WHAT YOU NEED TO DO:
Write out every entry word for word.

═══ INPUT MATERIAL

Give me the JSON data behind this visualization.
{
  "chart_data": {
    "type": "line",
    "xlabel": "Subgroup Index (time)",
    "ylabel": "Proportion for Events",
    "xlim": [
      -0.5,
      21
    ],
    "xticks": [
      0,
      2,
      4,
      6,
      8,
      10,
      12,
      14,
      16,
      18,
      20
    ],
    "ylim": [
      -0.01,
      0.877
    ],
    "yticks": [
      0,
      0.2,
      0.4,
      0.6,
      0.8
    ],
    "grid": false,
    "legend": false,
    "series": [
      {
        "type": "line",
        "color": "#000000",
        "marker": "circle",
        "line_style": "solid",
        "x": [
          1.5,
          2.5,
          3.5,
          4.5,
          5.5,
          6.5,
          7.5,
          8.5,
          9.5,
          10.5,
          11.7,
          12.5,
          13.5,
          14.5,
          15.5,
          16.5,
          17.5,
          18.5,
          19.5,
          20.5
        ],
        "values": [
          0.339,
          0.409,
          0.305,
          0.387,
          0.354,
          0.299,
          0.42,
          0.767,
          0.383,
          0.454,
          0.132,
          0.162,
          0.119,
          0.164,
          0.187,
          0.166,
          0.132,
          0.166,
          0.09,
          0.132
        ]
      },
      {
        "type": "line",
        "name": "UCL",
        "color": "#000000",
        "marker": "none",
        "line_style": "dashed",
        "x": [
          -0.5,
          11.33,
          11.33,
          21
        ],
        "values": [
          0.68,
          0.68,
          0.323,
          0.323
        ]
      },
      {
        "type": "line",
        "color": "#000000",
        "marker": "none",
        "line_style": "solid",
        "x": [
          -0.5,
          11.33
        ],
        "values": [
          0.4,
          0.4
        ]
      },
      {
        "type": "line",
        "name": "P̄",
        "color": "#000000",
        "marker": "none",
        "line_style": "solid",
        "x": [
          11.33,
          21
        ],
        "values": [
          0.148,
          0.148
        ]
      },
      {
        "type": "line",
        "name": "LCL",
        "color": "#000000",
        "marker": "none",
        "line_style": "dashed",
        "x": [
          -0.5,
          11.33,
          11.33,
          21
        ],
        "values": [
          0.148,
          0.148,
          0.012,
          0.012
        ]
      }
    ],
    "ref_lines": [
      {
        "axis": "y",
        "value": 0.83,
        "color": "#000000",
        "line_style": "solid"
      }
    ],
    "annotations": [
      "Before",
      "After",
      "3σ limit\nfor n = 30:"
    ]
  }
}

══════

CORRECT RESULT:
Give me the JSON data behind this visualization.
{
  "chart_data": {
    "type": "line",
    "xlabel": "Subgroup Index (time)",
    "ylabel": "Proportion for Events",
    "xlim": [
      -0.5,
      21
    ],
    "xticks": [
      0,
      2,
      4,
      6,
      8,
      10,
      12,
      14,
      16,
      18,
      20
    ],
    "ylim": [
      -0.01,
      0.877
    ],
    "yticks": [
      0,
      0.2,
      0.4,
      0.6,
      0.8
    ],
    "grid": false,
    "legend": false,
    "series": [
      {
        "type": "line",
        "color": "#000000",
        "marker": "circle",
        "line_style": "solid",
        "x": [
          1.5,
          2.5,
          3.5,
          4.5,
          5.5,
          6.5,
          7.5,
          8.5,
          9.5,
          10.5,
          11.7,
          12.5,
          13.5,
          14.5,
          15.5,
          16.5,
          17.5,
          18.5,
          19.5,
          20.5
        ],
        "values": [
          0.339,
          0.409,
          0.305,
          0.387,
          0.354,
          0.299,
          0.42,
          0.767,
          0.383,
          0.454,
          0.132,
          0.162,
          0.119,
          0.164,
          0.187,
          0.166,
          0.132,
          0.166,
          0.09,
          0.132
        ]
      },
      {
        "type": "line",
        "name": "UCL",
        "color": "#000000",
        "marker": "none",
        "line_style": "dashed",
        "x": [
          -0.5,
          11.33,
          11.33,
          21
        ],
        "values": [
          0.68,
          0.68,
          0.323,
          0.323
        ]
      },
      {
        "type": "line",
        "color": "#000000",
        "marker": "none",
        "line_style": "solid",
        "x": [
          -0.5,
          11.33
        ],
        "values": [
          0.4,
          0.4
        ]
      },
      {
        "type": "line",
        "name": "P̄",
        "color": "#000000",
        "marker": "none",
        "line_style": "solid",
        "x": [
          11.33,
          21
        ],
        "values": [
          0.148,
          0.148
        ]
      },
      {
        "type": "line",
        "name": "LCL",
        "color": "#000000",
        "marker": "none",
        "line_style": "dashed",
        "x": [
          -0.5,
          11.33,
          11.33,
          21
        ],
        "values": [
          0.148,
          0.148,
          0.012,
          0.012
        ]
      }
    ],
    "ref_lines": [
      {
        "axis": "y",
        "value": 0.83,
        "color": "#000000",
        "line_style": "solid"
      }
    ],
    "annotations": [
      "Before",
      "After",
      "3σ limit\nfor n = 30:"
    ]
  }
}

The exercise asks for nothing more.